## start DATASET CONTENT

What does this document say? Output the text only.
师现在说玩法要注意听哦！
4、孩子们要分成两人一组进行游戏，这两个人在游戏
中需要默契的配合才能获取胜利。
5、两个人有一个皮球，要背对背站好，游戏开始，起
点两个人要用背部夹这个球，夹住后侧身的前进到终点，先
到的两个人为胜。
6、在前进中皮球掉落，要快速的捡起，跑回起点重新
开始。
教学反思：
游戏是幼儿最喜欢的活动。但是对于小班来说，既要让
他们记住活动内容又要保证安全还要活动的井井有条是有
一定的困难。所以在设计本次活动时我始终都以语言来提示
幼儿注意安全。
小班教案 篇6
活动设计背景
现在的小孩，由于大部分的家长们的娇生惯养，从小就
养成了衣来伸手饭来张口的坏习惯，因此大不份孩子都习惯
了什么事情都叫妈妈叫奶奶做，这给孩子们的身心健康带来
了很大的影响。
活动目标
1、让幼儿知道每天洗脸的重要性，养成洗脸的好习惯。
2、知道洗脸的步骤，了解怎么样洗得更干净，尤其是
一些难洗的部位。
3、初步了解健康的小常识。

## end DATASET CONTENT

• **TASK DETAILS**: Quote every entry exactly.

• **COMPLETED TASK**:
What does this document say? Output the text only.
师现在说玩法要注意听哦！
4、孩子们要分成两人一组进行游戏，这两个人在游戏
中需要默契的配合才能获取胜利。
5、两个人有一个皮球，要背对背站好，游戏开始，起
点两个人要用背部夹这个球，夹住后侧身的前进到终点，先
到的两个人为胜。
6、在前进中皮球掉落，要快速的捡起，跑回起点重新
开始。
教学反思：
游戏是幼儿最喜欢的活动。但是对于小班来说，既要让
他们记住活动内容又要保证安全还要活动的井井有条是有
一定的困难。所以在设计本次活动时我始终都以语言来提示
幼儿注意安全。
小班教案 篇6
活动设计背景
现在的小孩，由于大部分的家长们的娇生惯养，从小就
养成了衣来伸手饭来张口的坏习惯，因此大不份孩子都习惯
了什么事情都叫妈妈叫奶奶做，这给孩子们的身心健康带来
了很大的影响。
活动目标
1、让幼儿知道每天洗脸的重要性，养成洗脸的好习惯。
2、知道洗脸的步骤，了解怎么样洗得更干净，尤其是
一些难洗的部位。
3、初步了解健康的小常识。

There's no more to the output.